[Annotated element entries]
____________
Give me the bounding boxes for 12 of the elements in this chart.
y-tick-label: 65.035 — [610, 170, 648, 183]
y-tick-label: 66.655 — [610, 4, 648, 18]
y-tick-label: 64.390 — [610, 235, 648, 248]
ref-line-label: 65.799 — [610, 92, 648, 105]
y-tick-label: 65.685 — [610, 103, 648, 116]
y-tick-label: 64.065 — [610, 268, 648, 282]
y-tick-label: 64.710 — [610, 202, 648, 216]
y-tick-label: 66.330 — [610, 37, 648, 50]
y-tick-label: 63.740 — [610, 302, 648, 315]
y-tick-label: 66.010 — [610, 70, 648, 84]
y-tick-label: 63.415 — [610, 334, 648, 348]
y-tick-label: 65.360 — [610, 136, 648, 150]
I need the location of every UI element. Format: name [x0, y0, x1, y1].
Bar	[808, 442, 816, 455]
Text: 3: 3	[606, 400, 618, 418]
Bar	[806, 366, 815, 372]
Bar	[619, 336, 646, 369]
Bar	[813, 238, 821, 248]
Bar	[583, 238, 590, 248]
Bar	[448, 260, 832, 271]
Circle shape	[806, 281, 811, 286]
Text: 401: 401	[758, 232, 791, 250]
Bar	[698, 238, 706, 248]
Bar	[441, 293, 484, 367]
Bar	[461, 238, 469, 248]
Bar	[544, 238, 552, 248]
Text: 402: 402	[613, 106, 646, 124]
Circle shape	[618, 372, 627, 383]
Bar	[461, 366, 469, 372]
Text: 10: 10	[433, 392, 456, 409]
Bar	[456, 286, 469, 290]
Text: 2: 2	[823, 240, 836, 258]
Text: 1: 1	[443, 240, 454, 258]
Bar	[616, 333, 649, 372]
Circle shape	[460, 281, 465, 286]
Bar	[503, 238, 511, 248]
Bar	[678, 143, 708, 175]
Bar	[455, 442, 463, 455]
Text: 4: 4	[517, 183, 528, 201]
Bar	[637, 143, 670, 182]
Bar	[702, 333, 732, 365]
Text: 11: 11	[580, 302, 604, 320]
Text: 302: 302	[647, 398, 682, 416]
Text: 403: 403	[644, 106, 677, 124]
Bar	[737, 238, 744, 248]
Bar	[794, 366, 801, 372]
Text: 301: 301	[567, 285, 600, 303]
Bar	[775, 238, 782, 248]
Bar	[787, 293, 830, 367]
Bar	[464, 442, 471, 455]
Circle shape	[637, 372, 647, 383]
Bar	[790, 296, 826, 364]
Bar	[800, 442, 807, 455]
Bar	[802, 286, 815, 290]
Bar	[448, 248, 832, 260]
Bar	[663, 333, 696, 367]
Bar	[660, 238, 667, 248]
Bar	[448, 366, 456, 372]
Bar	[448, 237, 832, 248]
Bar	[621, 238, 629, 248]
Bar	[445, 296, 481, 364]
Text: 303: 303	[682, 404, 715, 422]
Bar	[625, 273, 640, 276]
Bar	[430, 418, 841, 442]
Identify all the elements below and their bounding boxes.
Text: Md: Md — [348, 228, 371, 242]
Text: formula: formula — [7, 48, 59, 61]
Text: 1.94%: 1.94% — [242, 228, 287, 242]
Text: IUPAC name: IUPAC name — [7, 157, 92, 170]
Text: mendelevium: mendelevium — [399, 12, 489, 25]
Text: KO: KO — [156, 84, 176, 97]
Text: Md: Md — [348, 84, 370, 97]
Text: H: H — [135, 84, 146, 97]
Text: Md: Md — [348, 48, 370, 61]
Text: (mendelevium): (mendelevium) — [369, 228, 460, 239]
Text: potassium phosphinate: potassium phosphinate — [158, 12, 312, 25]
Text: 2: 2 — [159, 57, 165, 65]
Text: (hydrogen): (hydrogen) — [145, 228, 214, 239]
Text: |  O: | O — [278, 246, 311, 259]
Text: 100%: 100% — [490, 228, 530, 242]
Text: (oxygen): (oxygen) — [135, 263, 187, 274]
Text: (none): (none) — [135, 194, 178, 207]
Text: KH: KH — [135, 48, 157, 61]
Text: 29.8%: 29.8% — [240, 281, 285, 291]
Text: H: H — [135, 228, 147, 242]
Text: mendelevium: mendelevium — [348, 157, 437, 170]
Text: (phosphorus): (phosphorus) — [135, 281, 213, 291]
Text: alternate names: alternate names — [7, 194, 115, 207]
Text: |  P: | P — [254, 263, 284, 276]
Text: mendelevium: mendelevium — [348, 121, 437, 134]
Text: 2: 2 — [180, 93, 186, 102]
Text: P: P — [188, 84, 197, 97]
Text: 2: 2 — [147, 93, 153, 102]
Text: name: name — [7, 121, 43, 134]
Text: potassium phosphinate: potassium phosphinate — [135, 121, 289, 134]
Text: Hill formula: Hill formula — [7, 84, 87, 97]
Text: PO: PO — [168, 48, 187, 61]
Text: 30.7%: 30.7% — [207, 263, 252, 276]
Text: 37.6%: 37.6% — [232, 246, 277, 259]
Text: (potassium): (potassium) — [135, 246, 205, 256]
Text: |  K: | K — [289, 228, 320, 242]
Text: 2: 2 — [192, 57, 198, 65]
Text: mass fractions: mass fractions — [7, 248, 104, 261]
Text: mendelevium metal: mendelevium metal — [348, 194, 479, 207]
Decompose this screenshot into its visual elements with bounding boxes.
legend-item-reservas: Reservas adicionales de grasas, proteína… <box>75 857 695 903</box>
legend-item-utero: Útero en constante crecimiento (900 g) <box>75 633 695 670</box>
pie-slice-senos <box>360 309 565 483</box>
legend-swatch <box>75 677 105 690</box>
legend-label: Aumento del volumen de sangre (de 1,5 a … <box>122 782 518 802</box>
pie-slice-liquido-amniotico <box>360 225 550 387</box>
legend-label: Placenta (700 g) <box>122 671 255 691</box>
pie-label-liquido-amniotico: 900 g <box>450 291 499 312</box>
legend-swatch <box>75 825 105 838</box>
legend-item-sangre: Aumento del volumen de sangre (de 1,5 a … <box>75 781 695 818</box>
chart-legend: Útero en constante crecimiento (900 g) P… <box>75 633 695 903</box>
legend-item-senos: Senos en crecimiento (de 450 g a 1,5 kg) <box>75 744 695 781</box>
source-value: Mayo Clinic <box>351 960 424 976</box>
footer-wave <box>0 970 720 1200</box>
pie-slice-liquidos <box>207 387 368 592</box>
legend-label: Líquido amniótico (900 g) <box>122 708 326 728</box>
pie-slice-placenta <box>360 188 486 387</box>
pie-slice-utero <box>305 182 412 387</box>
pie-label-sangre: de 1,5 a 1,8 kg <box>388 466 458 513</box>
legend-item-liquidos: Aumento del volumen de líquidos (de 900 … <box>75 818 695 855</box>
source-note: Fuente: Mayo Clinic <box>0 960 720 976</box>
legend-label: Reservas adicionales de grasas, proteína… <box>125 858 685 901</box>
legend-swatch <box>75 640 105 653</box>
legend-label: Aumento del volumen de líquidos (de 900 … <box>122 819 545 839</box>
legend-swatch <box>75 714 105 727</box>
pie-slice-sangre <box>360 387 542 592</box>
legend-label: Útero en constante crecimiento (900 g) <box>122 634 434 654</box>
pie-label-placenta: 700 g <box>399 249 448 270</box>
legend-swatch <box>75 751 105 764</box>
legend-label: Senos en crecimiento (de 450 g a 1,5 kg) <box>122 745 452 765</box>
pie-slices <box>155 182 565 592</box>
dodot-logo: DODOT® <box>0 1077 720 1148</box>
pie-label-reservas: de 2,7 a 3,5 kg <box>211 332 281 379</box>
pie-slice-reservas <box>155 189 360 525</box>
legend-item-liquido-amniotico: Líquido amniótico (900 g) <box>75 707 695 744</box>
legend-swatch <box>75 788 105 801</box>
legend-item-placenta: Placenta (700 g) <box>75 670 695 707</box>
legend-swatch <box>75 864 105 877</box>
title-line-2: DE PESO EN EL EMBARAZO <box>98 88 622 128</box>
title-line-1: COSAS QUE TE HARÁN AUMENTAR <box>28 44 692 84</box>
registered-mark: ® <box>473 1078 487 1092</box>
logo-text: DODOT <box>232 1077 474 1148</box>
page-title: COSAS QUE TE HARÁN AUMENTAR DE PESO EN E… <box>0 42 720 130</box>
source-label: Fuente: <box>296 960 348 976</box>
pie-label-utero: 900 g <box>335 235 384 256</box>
____________
Copy the records word for word, from the first line down to and including the line that contains "442, 463, 455]".

Give me the bounding boxes for 12 of the elements in this chart.
y-tick-label: 65.035 — [610, 170, 648, 183]
y-tick-label: 66.655 — [610, 4, 648, 18]
y-tick-label: 64.390 — [610, 235, 648, 248]
ref-line-label: 65.799 — [610, 92, 648, 105]
y-tick-label: 65.685 — [610, 103, 648, 116]
y-tick-label: 64.065 — [610, 268, 648, 282]
y-tick-label: 64.710 — [610, 202, 648, 216]
y-tick-label: 66.330 — [610, 37, 648, 50]
y-tick-label: 63.740 — [610, 302, 648, 315]
y-tick-label: 66.010 — [610, 70, 648, 84]
y-tick-label: 63.415 — [610, 334, 648, 348]
y-tick-label: 65.360 — [610, 136, 648, 150]
I need the location of every UI element. Format: name [x0, y0, x1, y1].
Bar	[808, 442, 816, 455]
Text: 3: 3	[606, 400, 618, 418]
Bar	[806, 366, 815, 372]
Bar	[619, 336, 646, 369]
Bar	[813, 238, 821, 248]
Bar	[583, 238, 590, 248]
Bar	[448, 260, 832, 271]
Circle shape	[806, 281, 811, 286]
Text: 401: 401	[758, 232, 791, 250]
Bar	[698, 238, 706, 248]
Bar	[441, 293, 484, 367]
Bar	[461, 238, 469, 248]
Bar	[544, 238, 552, 248]
Text: 402: 402	[613, 106, 646, 124]
Circle shape	[618, 372, 627, 383]
Bar	[461, 366, 469, 372]
Text: 10: 10	[433, 392, 456, 409]
Bar	[456, 286, 469, 290]
Text: 2: 2	[823, 240, 836, 258]
Text: 1: 1	[443, 240, 454, 258]
Bar	[616, 333, 649, 372]
Circle shape	[460, 281, 465, 286]
Bar	[503, 238, 511, 248]
Bar	[678, 143, 708, 175]
Bar	[455, 442, 463, 455]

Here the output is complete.